Exercise directions
Write out each line of the material again, word for word.

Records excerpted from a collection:
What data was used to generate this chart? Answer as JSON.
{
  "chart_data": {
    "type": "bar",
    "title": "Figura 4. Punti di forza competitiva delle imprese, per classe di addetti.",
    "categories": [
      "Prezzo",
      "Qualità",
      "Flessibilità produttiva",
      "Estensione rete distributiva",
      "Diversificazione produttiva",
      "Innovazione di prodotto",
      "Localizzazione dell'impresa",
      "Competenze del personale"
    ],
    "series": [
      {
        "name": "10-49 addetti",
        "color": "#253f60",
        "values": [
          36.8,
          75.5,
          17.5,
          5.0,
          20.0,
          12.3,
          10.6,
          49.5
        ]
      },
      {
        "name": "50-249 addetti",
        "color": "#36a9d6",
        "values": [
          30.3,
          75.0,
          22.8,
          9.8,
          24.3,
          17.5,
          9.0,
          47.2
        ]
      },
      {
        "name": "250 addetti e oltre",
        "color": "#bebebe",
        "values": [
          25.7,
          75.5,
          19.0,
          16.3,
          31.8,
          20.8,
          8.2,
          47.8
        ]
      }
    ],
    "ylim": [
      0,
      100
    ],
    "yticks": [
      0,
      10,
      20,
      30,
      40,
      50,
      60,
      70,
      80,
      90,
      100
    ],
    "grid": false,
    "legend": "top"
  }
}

Finished answer
What data was used to generate this chart? Answer as JSON.
{
  "chart_data": {
    "type": "bar",
    "title": "Figura 4. Punti di forza competitiva delle imprese, per classe di addetti.",
    "categories": [
      "Prezzo",
      "Qualità",
      "Flessibilità produttiva",
      "Estensione rete distributiva",
      "Diversificazione produttiva",
      "Innovazione di prodotto",
      "Localizzazione dell'impresa",
      "Competenze del personale"
    ],
    "series": [
      {
        "name": "10-49 addetti",
        "color": "#253f60",
        "values": [
          36.8,
          75.5,
          17.5,
          5.0,
          20.0,
          12.3,
          10.6,
          49.5
        ]
      },
      {
        "name": "50-249 addetti",
        "color": "#36a9d6",
        "values": [
          30.3,
          75.0,
          22.8,
          9.8,
          24.3,
          17.5,
          9.0,
          47.2
        ]
      },
      {
        "name": "250 addetti e oltre",
        "color": "#bebebe",
        "values": [
          25.7,
          75.5,
          19.0,
          16.3,
          31.8,
          20.8,
          8.2,
          47.8
        ]
      }
    ],
    "ylim": [
      0,
      100
    ],
    "yticks": [
      0,
      10,
      20,
      30,
      40,
      50,
      60,
      70,
      80,
      90,
      100
    ],
    "grid": false,
    "legend": "top"
  }
}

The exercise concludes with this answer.